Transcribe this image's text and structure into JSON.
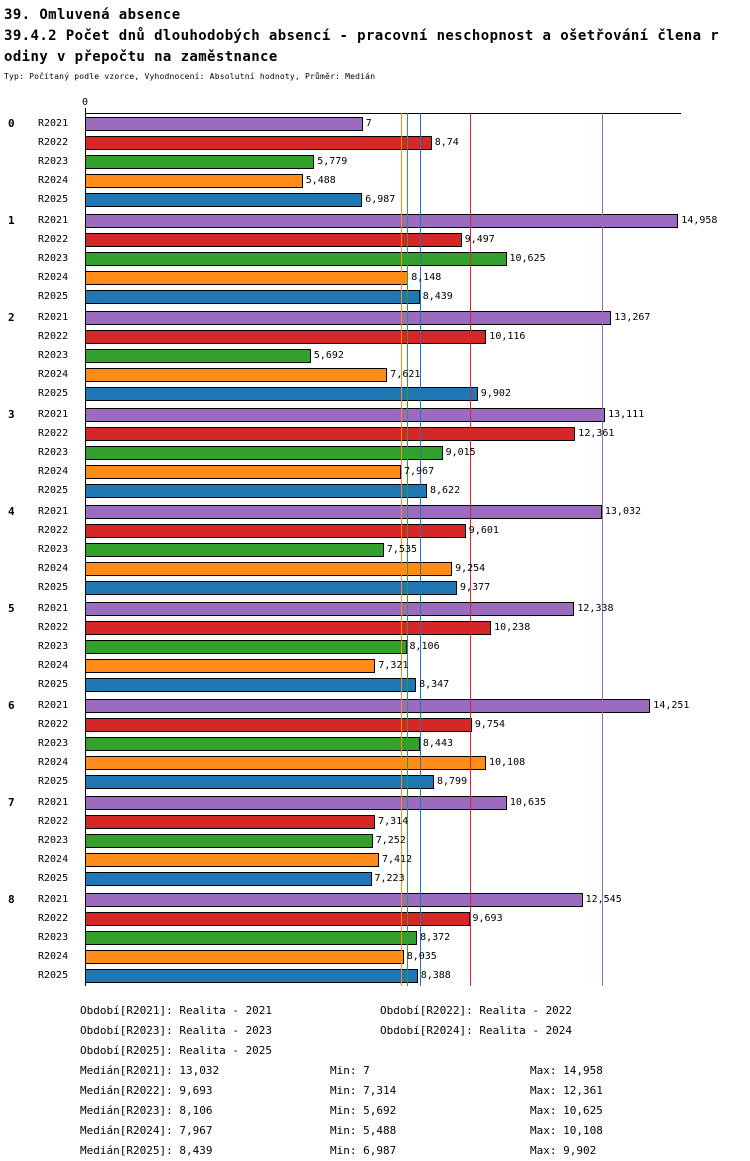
{
  "header": {
    "line1": "39. Omluvená absence",
    "line2": "39.4.2 Počet dnů dlouhodobých absencí - pracovní neschopnost a ošetřování člena r",
    "line3": "odiny v přepočtu na zaměstnance",
    "subtitle": "Typ: Počítaný podle vzorce, Vyhodnocení: Absolutní hodnoty, Průměr: Medián"
  },
  "chart_data": {
    "type": "bar",
    "orientation": "horizontal",
    "title": "39.4.2 Počet dnů dlouhodobých absencí - pracovní neschopnost a ošetřování člena rodiny v přepočtu na zaměstnance",
    "axis": {
      "min": 0,
      "max": 15,
      "tick_label": "0"
    },
    "grid": false,
    "legend_position": "bottom",
    "categories": [
      "0",
      "1",
      "2",
      "3",
      "4",
      "5",
      "6",
      "7",
      "8"
    ],
    "series": [
      {
        "name": "R2021",
        "legend": "Realita - 2021",
        "color": "#9a6bbe",
        "values": [
          7,
          14.958,
          13.267,
          13.111,
          13.032,
          12.338,
          14.251,
          10.635,
          12.545
        ],
        "value_labels": [
          "7",
          "14,958",
          "13,267",
          "13,111",
          "13,032",
          "12,338",
          "14,251",
          "10,635",
          "12,545"
        ],
        "median": 13.032,
        "median_label": "13,032",
        "min_label": "7",
        "max_label": "14,958"
      },
      {
        "name": "R2022",
        "legend": "Realita - 2022",
        "color": "#d62728",
        "values": [
          8.74,
          9.497,
          10.116,
          12.361,
          9.601,
          10.238,
          9.754,
          7.314,
          9.693
        ],
        "value_labels": [
          "8,74",
          "9,497",
          "10,116",
          "12,361",
          "9,601",
          "10,238",
          "9,754",
          "7,314",
          "9,693"
        ],
        "median": 9.693,
        "median_label": "9,693",
        "min_label": "7,314",
        "max_label": "12,361"
      },
      {
        "name": "R2023",
        "legend": "Realita - 2023",
        "color": "#33a02c",
        "values": [
          5.779,
          10.625,
          5.692,
          9.015,
          7.535,
          8.106,
          8.443,
          7.252,
          8.372
        ],
        "value_labels": [
          "5,779",
          "10,625",
          "5,692",
          "9,015",
          "7,535",
          "8,106",
          "8,443",
          "7,252",
          "8,372"
        ],
        "median": 8.106,
        "median_label": "8,106",
        "min_label": "5,692",
        "max_label": "10,625"
      },
      {
        "name": "R2024",
        "legend": "Realita - 2024",
        "color": "#ff8c19",
        "values": [
          5.488,
          8.148,
          7.621,
          7.967,
          9.254,
          7.321,
          10.108,
          7.412,
          8.035
        ],
        "value_labels": [
          "5,488",
          "8,148",
          "7,621",
          "7,967",
          "9,254",
          "7,321",
          "10,108",
          "7,412",
          "8,035"
        ],
        "median": 7.967,
        "median_label": "7,967",
        "min_label": "5,488",
        "max_label": "10,108"
      },
      {
        "name": "R2025",
        "legend": "Realita - 2025",
        "color": "#1f77b4",
        "values": [
          6.987,
          8.439,
          9.902,
          8.622,
          9.377,
          8.347,
          8.799,
          7.223,
          8.388
        ],
        "value_labels": [
          "6,987",
          "8,439",
          "9,902",
          "8,622",
          "9,377",
          "8,347",
          "8,799",
          "7,223",
          "8,388"
        ],
        "median": 8.439,
        "median_label": "8,439",
        "min_label": "6,987",
        "max_label": "9,902"
      }
    ]
  },
  "legend": {
    "period_entries": [
      "Období[R2021]: Realita - 2021",
      "Období[R2022]: Realita - 2022",
      "Období[R2023]: Realita - 2023",
      "Období[R2024]: Realita - 2024",
      "Období[R2025]: Realita - 2025"
    ],
    "stats_rows": [
      {
        "median": "Medián[R2021]: 13,032",
        "min": "Min: 7",
        "max": "Max: 14,958"
      },
      {
        "median": "Medián[R2022]: 9,693",
        "min": "Min: 7,314",
        "max": "Max: 12,361"
      },
      {
        "median": "Medián[R2023]: 8,106",
        "min": "Min: 5,692",
        "max": "Max: 10,625"
      },
      {
        "median": "Medián[R2024]: 7,967",
        "min": "Min: 5,488",
        "max": "Max: 10,108"
      },
      {
        "median": "Medián[R2025]: 8,439",
        "min": "Min: 6,987",
        "max": "Max: 9,902"
      }
    ]
  }
}
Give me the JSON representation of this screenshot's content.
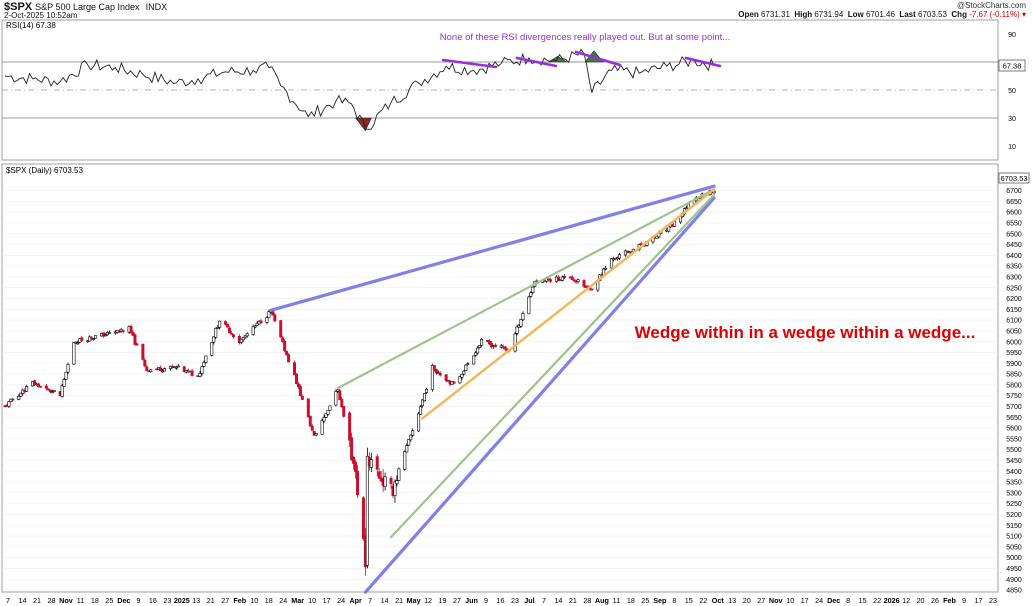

• _AIM OF THE TASK_: In your copy of the records, include no pictures; repeat everything else exactly.

• _EXERCISE SOLUTION_:
Transcribe this image's text and structure into JSON.
{
  "header": {
    "line1": "39. Omluvená absence",
    "line2": "39.4.2 Počet dnů dlouhodobých absencí - pracovní neschopnost a ošetřování člena r",
    "line3": "odiny v přepočtu na zaměstnance",
    "subtitle": "Typ: Počítaný podle vzorce, Vyhodnocení: Absolutní hodnoty, Průměr: Medián"
  },
  "chart_data": {
    "type": "bar",
    "orientation": "horizontal",
    "title": "39.4.2 Počet dnů dlouhodobých absencí - pracovní neschopnost a ošetřování člena rodiny v přepočtu na zaměstnance",
    "axis": {
      "min": 0,
      "max": 15,
      "tick_label": "0"
    },
    "grid": false,
    "legend_position": "bottom",
    "categories": [
      "0",
      "1",
      "2",
      "3",
      "4",
      "5",
      "6",
      "7",
      "8"
    ],
    "series": [
      {
        "name": "R2021",
        "legend": "Realita - 2021",
        "color": "#9a6bbe",
        "values": [
          7,
          14.958,
          13.267,
          13.111,
          13.032,
          12.338,
          14.251,
          10.635,
          12.545
        ],
        "value_labels": [
          "7",
          "14,958",
          "13,267",
          "13,111",
          "13,032",
          "12,338",
          "14,251",
          "10,635",
          "12,545"
        ],
        "median": 13.032,
        "median_label": "13,032",
        "min_label": "7",
        "max_label": "14,958"
      },
      {
        "name": "R2022",
        "legend": "Realita - 2022",
        "color": "#d62728",
        "values": [
          8.74,
          9.497,
          10.116,
          12.361,
          9.601,
          10.238,
          9.754,
          7.314,
          9.693
        ],
        "value_labels": [
          "8,74",
          "9,497",
          "10,116",
          "12,361",
          "9,601",
          "10,238",
          "9,754",
          "7,314",
          "9,693"
        ],
        "median": 9.693,
        "median_label": "9,693",
        "min_label": "7,314",
        "max_label": "12,361"
      },
      {
        "name": "R2023",
        "legend": "Realita - 2023",
        "color": "#33a02c",
        "values": [
          5.779,
          10.625,
          5.692,
          9.015,
          7.535,
          8.106,
          8.443,
          7.252,
          8.372
        ],
        "value_labels": [
          "5,779",
          "10,625",
          "5,692",
          "9,015",
          "7,535",
          "8,106",
          "8,443",
          "7,252",
          "8,372"
        ],
        "median": 8.106,
        "median_label": "8,106",
        "min_label": "5,692",
        "max_label": "10,625"
      },
      {
        "name": "R2024",
        "legend": "Realita - 2024",
        "color": "#ff8c19",
        "values": [
          5.488,
          8.148,
          7.621,
          7.967,
          9.254,
          7.321,
          10.108,
          7.412,
          8.035
        ],
        "value_labels": [
          "5,488",
          "8,148",
          "7,621",
          "7,967",
          "9,254",
          "7,321",
          "10,108",
          "7,412",
          "8,035"
        ],
        "median": 7.967,
        "median_label": "7,967",
        "min_label": "5,488",
        "max_label": "10,108"
      },
      {
        "name": "R2025",
        "legend": "Realita - 2025",
        "color": "#1f77b4",
        "values": [
          6.987,
          8.439,
          9.902,
          8.622,
          9.377,
          8.347,
          8.799,
          7.223,
          8.388
        ],
        "value_labels": [
          "6,987",
          "8,439",
          "9,902",
          "8,622",
          "9,377",
          "8,347",
          "8,799",
          "7,223",
          "8,388"
        ],
        "median": 8.439,
        "median_label": "8,439",
        "min_label": "6,987",
        "max_label": "9,902"
      }
    ]
  },
  "legend": {
    "period_entries": [
      "Období[R2021]: Realita - 2021",
      "Období[R2022]: Realita - 2022",
      "Období[R2023]: Realita - 2023",
      "Období[R2024]: Realita - 2024",
      "Období[R2025]: Realita - 2025"
    ],
    "stats_rows": [
      {
        "median": "Medián[R2021]: 13,032",
        "min": "Min: 7",
        "max": "Max: 14,958"
      },
      {
        "median": "Medián[R2022]: 9,693",
        "min": "Min: 7,314",
        "max": "Max: 12,361"
      },
      {
        "median": "Medián[R2023]: 8,106",
        "min": "Min: 5,692",
        "max": "Max: 10,625"
      },
      {
        "median": "Medián[R2024]: 7,967",
        "min": "Min: 5,488",
        "max": "Max: 10,108"
      },
      {
        "median": "Medián[R2025]: 8,439",
        "min": "Min: 6,987",
        "max": "Max: 9,902"
      }
    ]
  }
}
Give me the JSON representation of this screenshot's content.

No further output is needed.